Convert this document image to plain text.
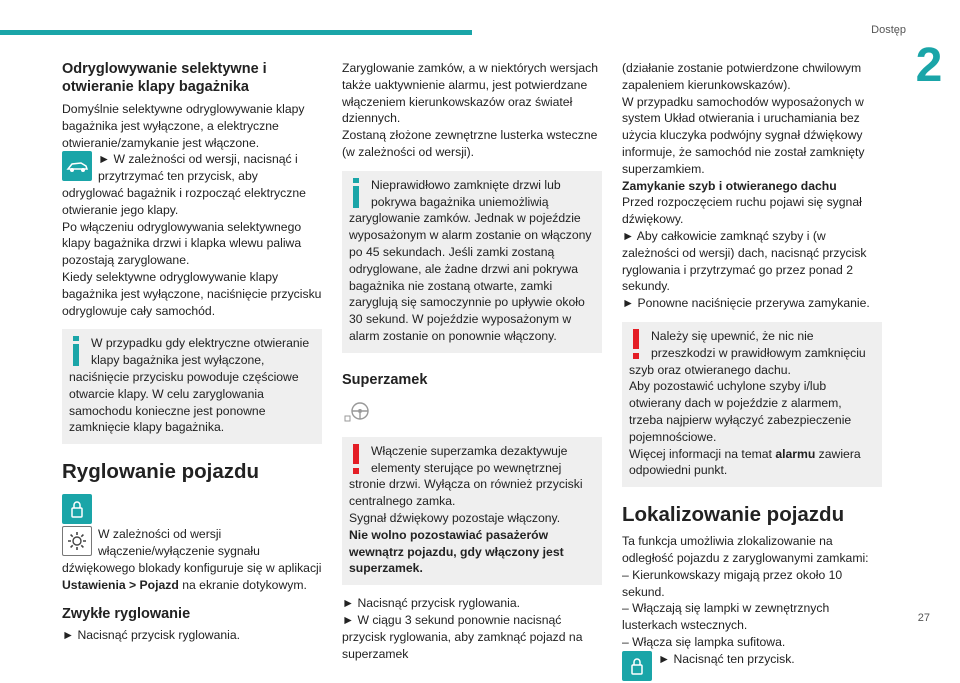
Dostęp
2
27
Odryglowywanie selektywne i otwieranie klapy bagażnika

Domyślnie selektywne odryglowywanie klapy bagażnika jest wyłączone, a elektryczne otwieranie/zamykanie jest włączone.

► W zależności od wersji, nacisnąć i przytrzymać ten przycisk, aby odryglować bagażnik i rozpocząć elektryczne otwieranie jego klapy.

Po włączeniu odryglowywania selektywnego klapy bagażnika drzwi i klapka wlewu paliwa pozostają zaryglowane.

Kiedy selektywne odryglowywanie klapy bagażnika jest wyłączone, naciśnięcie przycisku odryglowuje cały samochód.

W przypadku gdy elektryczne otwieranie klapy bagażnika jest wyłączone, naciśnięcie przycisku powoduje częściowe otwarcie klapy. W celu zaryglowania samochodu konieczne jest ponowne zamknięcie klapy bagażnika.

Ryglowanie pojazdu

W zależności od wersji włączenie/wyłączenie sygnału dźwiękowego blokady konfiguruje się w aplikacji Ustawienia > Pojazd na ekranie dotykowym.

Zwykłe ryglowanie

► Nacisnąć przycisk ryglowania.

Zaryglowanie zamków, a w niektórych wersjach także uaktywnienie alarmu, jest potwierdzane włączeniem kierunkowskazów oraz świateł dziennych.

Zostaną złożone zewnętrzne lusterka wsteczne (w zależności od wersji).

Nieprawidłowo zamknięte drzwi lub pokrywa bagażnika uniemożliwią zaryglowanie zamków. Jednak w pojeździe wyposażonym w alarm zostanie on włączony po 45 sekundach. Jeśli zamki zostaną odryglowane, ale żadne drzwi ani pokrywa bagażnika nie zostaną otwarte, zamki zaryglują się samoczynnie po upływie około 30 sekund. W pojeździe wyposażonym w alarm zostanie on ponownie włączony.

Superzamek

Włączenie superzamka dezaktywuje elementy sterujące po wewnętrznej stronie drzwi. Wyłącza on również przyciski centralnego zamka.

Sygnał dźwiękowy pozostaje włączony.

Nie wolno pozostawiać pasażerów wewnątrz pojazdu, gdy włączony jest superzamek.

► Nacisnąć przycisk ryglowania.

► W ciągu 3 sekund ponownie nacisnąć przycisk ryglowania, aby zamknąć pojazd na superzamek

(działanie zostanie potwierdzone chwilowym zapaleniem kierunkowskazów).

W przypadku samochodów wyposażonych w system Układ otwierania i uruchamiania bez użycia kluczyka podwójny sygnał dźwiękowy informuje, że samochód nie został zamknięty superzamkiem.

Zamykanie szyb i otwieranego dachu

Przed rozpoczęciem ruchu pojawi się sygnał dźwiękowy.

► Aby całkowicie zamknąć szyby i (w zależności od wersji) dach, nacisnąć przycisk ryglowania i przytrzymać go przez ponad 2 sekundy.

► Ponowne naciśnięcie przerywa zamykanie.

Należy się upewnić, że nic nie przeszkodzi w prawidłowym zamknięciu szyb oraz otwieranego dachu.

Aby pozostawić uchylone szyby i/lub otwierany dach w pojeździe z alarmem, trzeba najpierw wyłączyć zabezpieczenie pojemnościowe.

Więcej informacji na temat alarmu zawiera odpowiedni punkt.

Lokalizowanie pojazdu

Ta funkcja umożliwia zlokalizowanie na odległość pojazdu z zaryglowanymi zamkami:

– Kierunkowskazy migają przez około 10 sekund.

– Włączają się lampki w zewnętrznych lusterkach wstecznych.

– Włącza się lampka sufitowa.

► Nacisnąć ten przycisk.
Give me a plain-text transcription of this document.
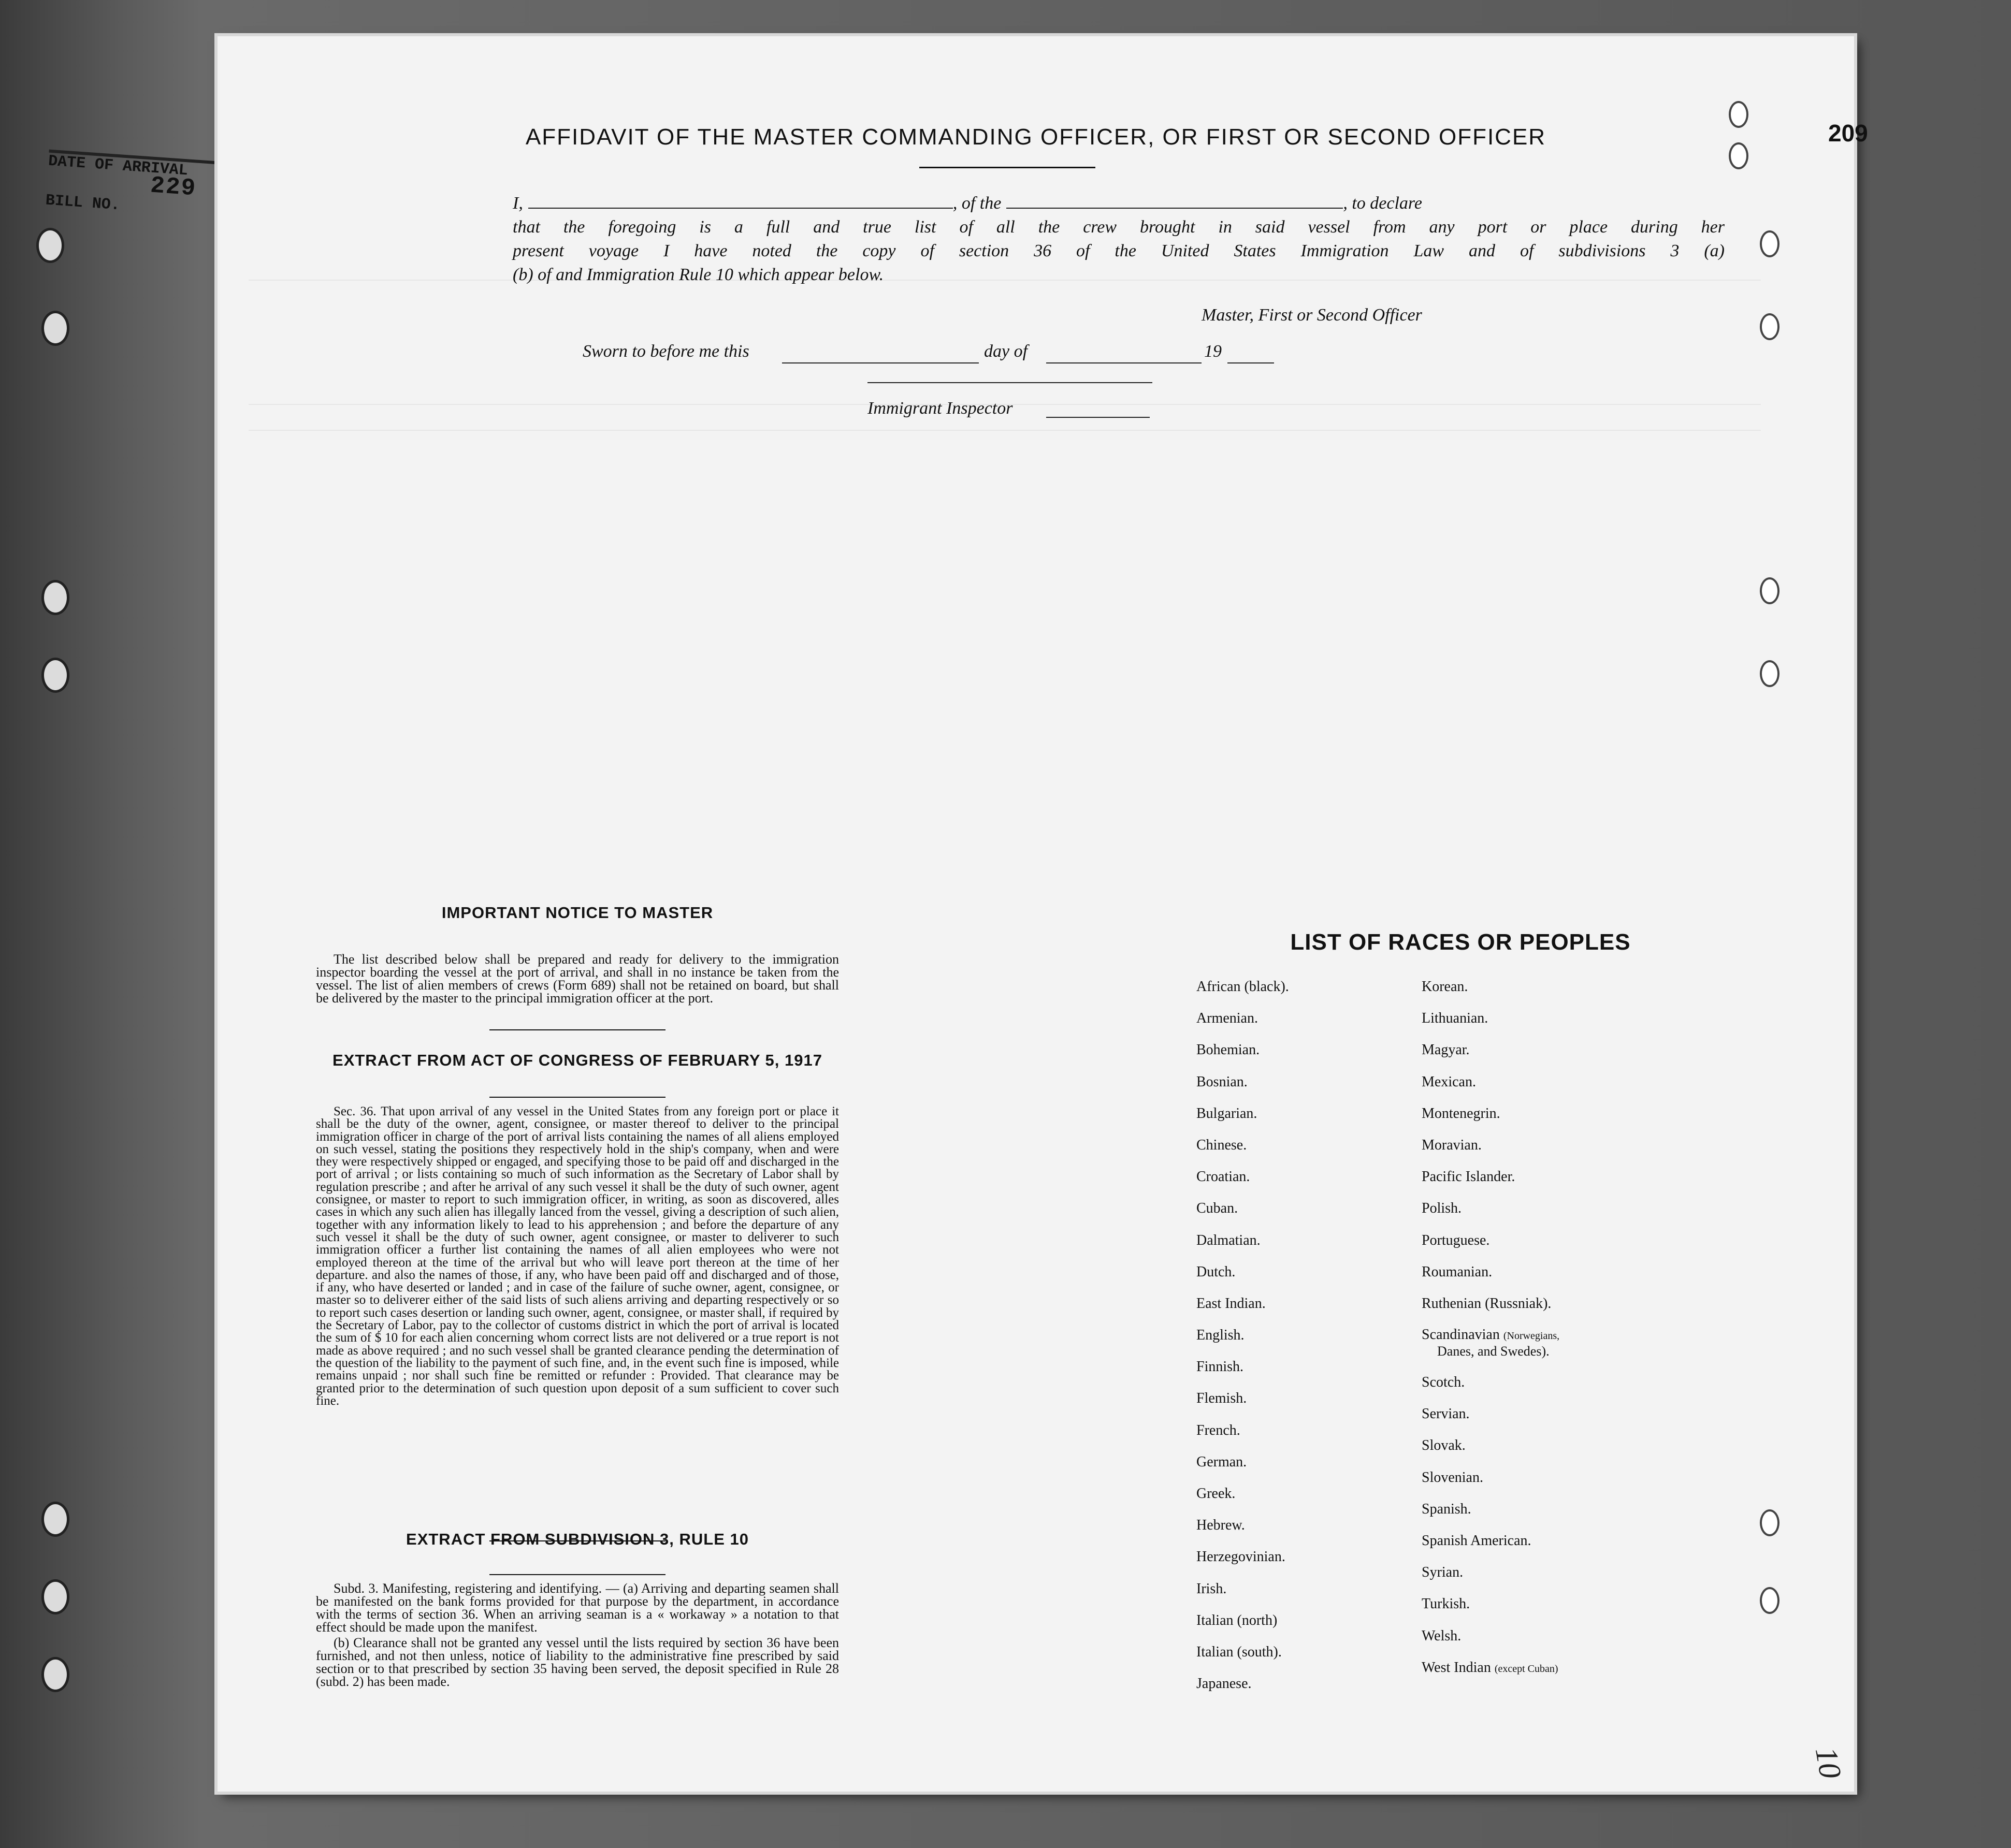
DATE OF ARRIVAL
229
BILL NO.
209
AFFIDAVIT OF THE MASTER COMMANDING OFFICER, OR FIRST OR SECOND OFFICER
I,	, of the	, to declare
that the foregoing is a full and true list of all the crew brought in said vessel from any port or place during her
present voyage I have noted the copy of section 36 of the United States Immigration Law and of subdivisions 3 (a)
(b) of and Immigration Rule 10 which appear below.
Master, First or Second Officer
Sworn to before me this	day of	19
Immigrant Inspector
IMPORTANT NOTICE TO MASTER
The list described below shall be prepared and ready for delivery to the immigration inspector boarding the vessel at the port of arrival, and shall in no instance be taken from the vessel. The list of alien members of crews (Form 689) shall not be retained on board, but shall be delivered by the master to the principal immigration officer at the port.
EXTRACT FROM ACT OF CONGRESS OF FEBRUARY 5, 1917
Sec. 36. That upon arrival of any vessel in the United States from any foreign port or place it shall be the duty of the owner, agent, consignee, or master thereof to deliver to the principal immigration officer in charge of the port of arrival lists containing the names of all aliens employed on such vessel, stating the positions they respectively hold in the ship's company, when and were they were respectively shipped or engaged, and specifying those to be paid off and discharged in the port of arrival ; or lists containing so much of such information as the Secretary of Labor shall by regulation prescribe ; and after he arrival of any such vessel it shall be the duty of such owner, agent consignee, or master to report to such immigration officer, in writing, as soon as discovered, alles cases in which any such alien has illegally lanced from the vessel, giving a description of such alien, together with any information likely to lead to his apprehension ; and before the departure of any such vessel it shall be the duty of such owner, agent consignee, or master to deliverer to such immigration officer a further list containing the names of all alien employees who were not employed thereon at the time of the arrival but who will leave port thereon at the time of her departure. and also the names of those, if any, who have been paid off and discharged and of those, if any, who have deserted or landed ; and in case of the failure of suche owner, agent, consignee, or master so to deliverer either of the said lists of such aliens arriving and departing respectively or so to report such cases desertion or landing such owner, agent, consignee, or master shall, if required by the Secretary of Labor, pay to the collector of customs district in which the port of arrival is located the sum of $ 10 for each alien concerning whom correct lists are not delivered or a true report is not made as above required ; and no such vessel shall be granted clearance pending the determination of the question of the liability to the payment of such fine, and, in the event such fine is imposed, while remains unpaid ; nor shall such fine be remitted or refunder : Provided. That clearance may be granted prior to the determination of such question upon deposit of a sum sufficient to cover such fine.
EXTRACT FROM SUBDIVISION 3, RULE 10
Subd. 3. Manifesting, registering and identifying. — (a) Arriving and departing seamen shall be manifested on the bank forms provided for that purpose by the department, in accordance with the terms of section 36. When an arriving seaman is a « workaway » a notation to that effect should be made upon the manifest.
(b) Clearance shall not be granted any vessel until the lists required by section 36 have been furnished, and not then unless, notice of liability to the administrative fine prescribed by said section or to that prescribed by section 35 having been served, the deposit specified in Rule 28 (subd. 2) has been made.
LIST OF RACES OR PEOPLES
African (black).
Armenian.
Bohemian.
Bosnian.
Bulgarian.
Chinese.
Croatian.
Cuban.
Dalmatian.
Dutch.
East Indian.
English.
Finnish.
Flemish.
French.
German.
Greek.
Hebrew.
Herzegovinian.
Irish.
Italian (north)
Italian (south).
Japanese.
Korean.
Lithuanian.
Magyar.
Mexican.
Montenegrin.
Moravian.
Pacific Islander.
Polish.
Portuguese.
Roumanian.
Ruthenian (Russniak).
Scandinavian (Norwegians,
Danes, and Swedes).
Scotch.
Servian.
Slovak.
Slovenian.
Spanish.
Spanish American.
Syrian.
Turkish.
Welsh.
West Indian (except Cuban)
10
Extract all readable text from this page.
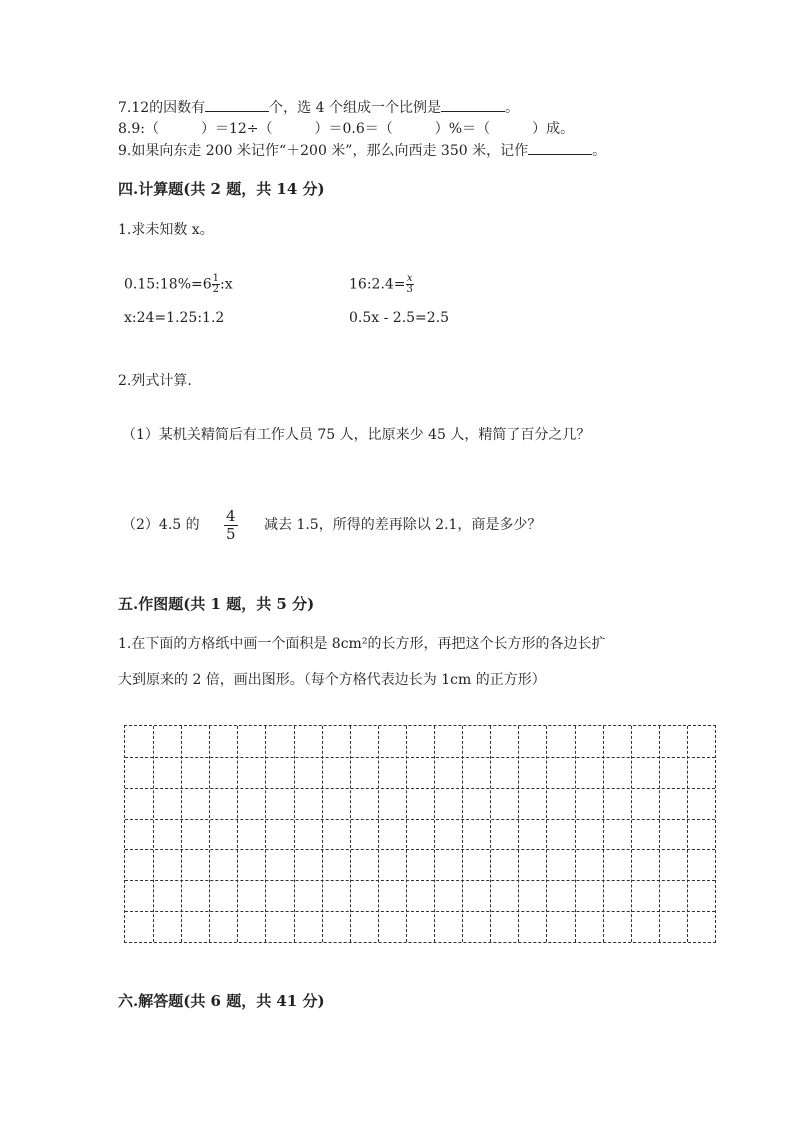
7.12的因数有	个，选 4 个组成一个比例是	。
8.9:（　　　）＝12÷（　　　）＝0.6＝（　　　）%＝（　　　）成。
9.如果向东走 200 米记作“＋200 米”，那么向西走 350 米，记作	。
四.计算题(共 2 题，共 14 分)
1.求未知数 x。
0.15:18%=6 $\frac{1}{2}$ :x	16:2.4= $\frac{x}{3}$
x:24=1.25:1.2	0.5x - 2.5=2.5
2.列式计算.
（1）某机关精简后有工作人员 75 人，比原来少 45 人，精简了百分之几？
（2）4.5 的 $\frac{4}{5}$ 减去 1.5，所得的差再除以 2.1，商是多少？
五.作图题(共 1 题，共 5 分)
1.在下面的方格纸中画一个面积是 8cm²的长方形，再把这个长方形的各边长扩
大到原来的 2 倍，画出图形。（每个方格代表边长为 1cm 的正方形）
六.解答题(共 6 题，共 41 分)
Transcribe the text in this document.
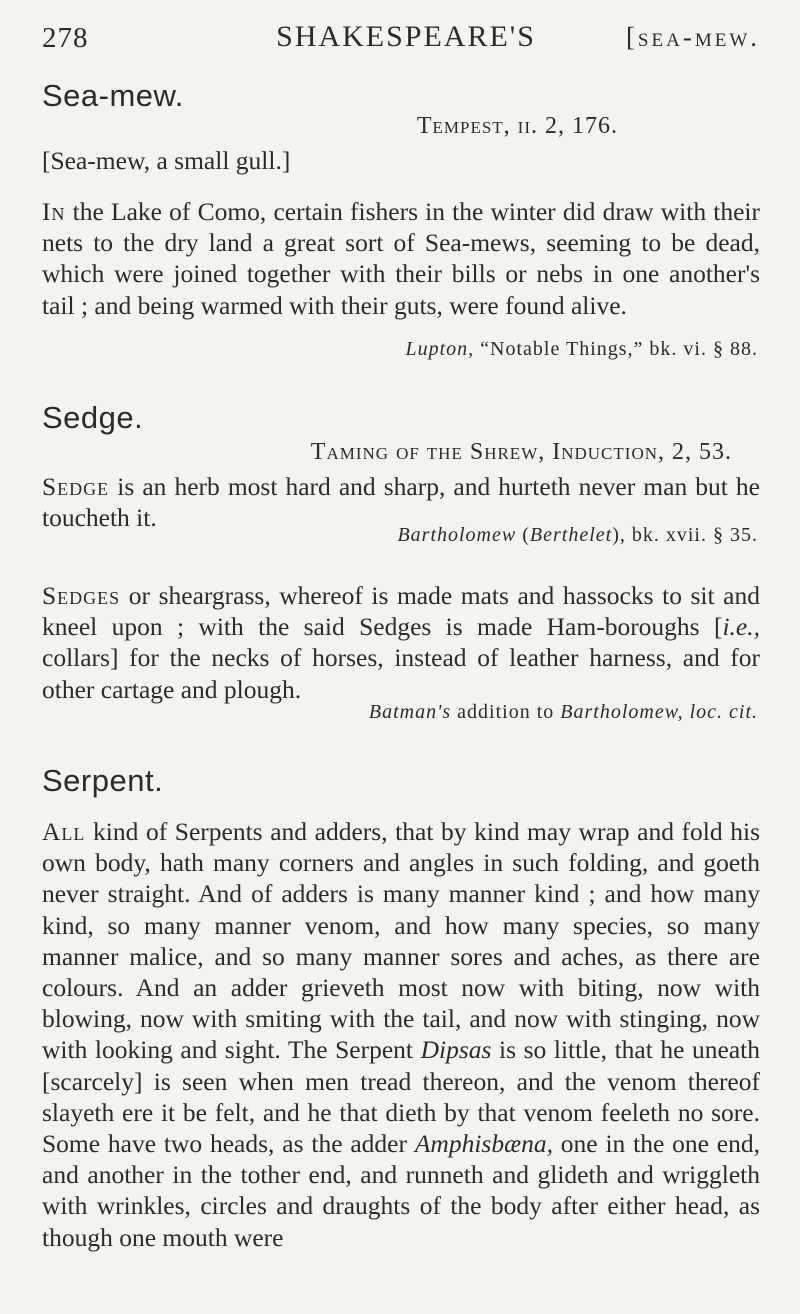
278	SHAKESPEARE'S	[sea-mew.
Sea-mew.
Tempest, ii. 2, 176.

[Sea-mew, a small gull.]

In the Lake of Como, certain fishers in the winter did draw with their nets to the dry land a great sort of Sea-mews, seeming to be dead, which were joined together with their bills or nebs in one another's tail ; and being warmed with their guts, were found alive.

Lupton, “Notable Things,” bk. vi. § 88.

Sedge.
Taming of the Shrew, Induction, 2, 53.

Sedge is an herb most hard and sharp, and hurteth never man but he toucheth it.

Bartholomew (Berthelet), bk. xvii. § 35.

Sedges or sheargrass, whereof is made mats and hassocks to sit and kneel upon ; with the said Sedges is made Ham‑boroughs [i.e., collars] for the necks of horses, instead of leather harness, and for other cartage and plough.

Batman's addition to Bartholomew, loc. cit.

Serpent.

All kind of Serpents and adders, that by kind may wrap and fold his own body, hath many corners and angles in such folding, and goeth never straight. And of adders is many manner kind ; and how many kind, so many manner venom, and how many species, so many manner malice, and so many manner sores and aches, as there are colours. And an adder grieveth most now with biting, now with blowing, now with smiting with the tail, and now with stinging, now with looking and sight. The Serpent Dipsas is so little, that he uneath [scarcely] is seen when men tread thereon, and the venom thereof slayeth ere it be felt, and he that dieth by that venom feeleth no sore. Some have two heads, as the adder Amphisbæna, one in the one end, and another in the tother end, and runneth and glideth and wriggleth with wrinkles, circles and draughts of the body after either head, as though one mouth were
· · · · ·
The task
Search the records for the word "oraz", then list every line that has it.

Finished task
Zaryglowanie zamków, a w niektórych wersjach także uaktywnienie alarmu, jest potwierdzane włączeniem kierunkowskazów oraz świateł dziennych.
Należy się upewnić, że nic nie przeszkodzi w prawidłowym zamknięciu szyb oraz otwieranego dachu.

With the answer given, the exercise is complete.